▶ Krótkie zadanie 1
Jaką kwotę kary wymienia wymyślony artykuł o prezesie Orange Polska w komentarzach o pracy w call center?
▶ Krótkie zadanie 2
Wypisz wszystkie kary, które według wymyślonego artykułu z komentarzy o pracy w call center spotkały prezesa Orange Polska.
▶ Krótkie zadanie 3
Kontynuuj komentarze o pracy w call center od ostatniego zdania.

Kilka lat temu miałem wątpliwą przyjemność pracowania w tym cc... Niestety, ale większości przypadków chorych łbów (którzy siedzą i patrzą tylko na słupki czasu oczekiwania na połączenia,m czasu połączenia itp), nikt nigdzie nie zgłasza w obawie przed utratą "pracy". Nie zazdroszczę
|
|
Dlaczego tylko się o tym pisze i robi wielkie larum z czegoś co ma miejsce od wielu lat. Zamiast opisywać pierdoły znane ogółowi społeczeństwa warto by napisać choćby taki tekst. "prezes Orange Polska z siedzibą w Lublinie ul..... Jan Kowalski został dyscyplinarnie zwolniony ze stanowiska za nieprzestrzeganie kodeksu pracy i niewolnicze wykorzystywanie pracowników, oraz postawiony w stan oskarżenia za dokonane przestępstwa na szkodę podległych pracowników, A nadto nałożono karę finansową w kwocie 50.000 złotych z przeznaczeniem na cele społeczne" Kto się odważy na działania skutkujące takim artykułem prasowym ?
|
|
Jutro tam zawitam i zjebię tego kierownika jak psa mam nawet dobry pretekst,chociaż pracownicy będą mieli ubaw jak będzie pośmiewiskiem dnia...
|
|
Ludzie nie wiem jakie są zarobki w tym call center ale olejcie tych frajerów. Wiem że z robotą cieżko ale zwolnijcie się w pizd...niech sami se robią, albo jak chce się komuś lać podejść do biurka szefa wyjąć faję odlać mu się na dywan i jebnąć śmieciowi wypowiedzeniem w ryj. Ja na cos takiego bym se nie pozwolił wolałbym chyba być bez pracy niż by mnie taki frajer kudłaty tak poniżał !
|
|
Ciekawe, jak zareaguje jeden z drugim, gdy nowy pracownik zrobi nagrania a potem, już poza nagraniem, da lekko w papę temu i owemu. Żaden sąd za to nie skaże, więc podejmuję swoje własne wyzwanie. Na jaki adres wysłać CV?
|
|
A ja se kur... nie życzę aby mi wydzwaniali do mnie z super ofertami o których nawet nie chcę słuchać !!!
|
|
Kurwa, "Germinal" normalnie:)
|
|
cóż dodać...jestem pracownikiem i to niestety fakty...czsem aż się wstyd przyznać...
|
|
też miałam nieprzyjemność tam pracowac.... na szczescie mialam przelozonego ok. straszne byly te kobity... 5 rzeczy na raz robic. o fakt ze zatrudniaja informujac ze obsluguje sie jakis profil a potem kaza robic wszystko. haos i stres. pracownik dla nich to smiec. jak ktos kiedys z gornickim orange powiedzial ''oni to dla mnie tylko godziny''. i tak tez pracownicy agencyjni sa traktowani. brak szacunku dla pracownika ... dla klientow tez. z daleka od orange!

▶ Zbiór danych
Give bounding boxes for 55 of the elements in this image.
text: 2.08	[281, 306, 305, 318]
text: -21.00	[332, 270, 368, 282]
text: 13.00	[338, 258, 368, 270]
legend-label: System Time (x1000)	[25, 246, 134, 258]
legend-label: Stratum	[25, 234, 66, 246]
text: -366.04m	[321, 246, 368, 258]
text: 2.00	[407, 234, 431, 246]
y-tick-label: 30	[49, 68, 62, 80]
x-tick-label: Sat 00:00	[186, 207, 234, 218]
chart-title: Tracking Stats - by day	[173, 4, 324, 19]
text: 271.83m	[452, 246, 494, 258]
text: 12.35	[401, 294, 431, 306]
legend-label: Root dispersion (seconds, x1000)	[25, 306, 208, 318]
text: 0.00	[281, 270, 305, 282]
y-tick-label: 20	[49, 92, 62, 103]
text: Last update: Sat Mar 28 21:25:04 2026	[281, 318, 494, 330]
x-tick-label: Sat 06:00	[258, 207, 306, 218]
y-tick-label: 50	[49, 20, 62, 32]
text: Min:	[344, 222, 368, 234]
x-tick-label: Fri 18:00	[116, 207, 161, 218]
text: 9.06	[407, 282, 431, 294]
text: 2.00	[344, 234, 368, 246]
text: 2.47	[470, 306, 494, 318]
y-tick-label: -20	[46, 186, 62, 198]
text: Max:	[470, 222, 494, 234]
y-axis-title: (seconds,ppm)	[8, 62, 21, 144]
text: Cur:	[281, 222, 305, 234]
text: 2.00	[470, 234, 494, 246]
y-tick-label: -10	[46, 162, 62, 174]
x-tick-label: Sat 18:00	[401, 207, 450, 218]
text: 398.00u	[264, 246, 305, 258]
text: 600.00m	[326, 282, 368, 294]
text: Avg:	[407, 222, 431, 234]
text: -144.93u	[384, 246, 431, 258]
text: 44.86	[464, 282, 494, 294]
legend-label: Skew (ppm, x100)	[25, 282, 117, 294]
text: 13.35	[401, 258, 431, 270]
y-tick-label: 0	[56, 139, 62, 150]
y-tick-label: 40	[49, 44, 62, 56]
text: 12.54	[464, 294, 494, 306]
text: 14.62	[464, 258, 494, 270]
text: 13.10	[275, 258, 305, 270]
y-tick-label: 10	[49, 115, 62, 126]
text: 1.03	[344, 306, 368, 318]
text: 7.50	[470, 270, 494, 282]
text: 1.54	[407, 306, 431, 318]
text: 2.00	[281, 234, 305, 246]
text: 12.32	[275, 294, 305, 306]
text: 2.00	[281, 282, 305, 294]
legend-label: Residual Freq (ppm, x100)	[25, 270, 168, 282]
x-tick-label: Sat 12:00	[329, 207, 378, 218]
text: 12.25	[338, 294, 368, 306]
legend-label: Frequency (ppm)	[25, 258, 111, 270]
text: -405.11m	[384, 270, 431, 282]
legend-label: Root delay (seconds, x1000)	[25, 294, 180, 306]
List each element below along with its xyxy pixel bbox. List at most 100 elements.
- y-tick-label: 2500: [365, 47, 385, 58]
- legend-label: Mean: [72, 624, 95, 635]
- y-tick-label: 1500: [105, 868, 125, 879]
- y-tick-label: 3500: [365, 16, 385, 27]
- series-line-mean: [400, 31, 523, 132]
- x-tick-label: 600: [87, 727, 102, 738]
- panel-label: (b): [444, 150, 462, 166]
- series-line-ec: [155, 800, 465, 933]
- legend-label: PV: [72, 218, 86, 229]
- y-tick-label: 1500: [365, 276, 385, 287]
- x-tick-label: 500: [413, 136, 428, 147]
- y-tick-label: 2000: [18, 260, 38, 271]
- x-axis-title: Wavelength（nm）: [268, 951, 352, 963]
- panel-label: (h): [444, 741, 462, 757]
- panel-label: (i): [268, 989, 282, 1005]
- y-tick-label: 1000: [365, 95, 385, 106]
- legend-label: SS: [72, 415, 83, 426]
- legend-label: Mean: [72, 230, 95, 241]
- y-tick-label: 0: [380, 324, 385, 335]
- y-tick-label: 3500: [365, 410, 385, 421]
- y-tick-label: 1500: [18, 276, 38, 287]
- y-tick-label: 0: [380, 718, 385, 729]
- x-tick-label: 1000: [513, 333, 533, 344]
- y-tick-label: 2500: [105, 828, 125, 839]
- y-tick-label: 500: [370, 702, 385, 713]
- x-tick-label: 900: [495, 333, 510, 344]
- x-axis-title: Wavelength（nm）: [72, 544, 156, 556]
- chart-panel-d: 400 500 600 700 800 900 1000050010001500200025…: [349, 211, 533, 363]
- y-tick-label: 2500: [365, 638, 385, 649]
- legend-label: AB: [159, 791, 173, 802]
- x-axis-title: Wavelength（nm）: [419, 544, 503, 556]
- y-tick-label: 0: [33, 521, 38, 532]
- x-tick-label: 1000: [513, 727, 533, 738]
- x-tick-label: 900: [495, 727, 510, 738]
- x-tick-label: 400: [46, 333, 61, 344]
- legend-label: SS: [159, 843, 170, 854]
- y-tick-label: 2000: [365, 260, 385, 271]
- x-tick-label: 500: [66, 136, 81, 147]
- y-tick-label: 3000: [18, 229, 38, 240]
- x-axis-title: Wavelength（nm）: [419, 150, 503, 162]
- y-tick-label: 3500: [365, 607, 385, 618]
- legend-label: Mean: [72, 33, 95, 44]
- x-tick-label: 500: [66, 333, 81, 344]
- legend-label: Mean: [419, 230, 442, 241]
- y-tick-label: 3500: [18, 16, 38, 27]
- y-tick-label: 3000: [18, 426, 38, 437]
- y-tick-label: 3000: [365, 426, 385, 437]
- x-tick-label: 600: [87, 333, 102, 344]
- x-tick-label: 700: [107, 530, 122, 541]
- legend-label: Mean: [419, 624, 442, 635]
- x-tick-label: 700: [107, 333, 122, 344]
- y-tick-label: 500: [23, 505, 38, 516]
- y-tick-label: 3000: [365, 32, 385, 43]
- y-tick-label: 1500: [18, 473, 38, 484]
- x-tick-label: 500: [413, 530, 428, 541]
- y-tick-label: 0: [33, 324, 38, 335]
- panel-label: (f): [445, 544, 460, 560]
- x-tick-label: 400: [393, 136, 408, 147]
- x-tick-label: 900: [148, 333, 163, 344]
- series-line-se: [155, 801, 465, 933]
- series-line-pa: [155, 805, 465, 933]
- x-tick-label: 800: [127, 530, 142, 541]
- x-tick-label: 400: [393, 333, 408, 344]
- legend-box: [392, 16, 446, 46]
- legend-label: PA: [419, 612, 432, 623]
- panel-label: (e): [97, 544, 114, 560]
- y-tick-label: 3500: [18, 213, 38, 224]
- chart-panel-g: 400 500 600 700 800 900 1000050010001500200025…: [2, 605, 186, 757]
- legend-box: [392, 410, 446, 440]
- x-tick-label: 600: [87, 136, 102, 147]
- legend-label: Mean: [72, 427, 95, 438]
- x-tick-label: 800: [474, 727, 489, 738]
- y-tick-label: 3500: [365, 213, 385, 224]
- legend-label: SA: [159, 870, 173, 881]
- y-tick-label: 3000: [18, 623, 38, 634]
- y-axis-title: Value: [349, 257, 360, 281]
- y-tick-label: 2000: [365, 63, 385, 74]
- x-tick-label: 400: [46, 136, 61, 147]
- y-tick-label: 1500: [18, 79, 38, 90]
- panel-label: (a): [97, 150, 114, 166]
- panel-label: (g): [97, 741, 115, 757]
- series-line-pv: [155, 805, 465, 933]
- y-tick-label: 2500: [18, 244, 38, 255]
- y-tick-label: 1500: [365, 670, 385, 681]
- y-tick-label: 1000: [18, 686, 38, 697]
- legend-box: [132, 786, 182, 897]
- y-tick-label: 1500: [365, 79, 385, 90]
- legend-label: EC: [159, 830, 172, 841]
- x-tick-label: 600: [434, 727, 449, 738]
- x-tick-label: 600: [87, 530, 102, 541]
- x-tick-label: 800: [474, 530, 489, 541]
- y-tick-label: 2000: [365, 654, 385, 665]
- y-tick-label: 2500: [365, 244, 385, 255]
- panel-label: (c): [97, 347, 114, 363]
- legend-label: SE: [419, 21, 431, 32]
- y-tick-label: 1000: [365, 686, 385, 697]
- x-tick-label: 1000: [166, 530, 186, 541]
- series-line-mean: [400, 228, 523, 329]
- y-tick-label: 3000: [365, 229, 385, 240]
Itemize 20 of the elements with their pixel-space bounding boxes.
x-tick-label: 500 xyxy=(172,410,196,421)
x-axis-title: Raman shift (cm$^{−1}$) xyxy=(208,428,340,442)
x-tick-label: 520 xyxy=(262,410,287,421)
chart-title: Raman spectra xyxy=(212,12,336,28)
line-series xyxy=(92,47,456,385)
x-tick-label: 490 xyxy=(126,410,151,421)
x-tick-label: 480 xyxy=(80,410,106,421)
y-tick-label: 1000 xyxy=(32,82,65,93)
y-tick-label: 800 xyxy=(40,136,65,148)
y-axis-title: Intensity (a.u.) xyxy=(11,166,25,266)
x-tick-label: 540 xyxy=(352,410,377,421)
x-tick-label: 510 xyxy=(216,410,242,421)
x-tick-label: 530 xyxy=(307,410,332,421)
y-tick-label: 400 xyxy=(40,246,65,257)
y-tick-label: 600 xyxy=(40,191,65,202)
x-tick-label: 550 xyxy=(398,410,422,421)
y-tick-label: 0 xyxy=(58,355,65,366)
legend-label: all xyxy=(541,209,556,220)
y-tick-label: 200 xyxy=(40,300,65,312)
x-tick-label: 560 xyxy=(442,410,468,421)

▶ Wynik ćwiczenia 1
50 000 złotych, z przeznaczeniem na cele społeczne.

▶ Wynik ćwiczenia 2
- dyscyplinarne zwolnienie ze stanowiska
- postawienie w stan oskarżenia
- kara finansowa w kwocie 50 000 złotych na cele społeczne

▶ Wynik ćwiczenia 3
|
|
Moi Drodzy słuchacze,
We wstępie mojej wypowiedzi chciałbym się zapytać czy jest w Polsce przymus pracy w określonych miejscach ? Otóż nie ma, zawsze mnie zastanawiają takie artykuły, które opisują ciermieżnych szefów. Wielokrotnie nieświadomy w swym życiu, że są miejsca w których sukinkoty szefują popełniałem ten błąd pracy w takich ostojach, ale w pore wysiadłem z takiego pociągu ponieważ nie jechał w moim kierunku, więc zamiast narzekać na brak papieru w toalecie czy krzywe spojrzenia szefa, może należy zmienić pracę. Nie każdy się nadaje do pracy w korporacji i powinien sobie to uświadomić.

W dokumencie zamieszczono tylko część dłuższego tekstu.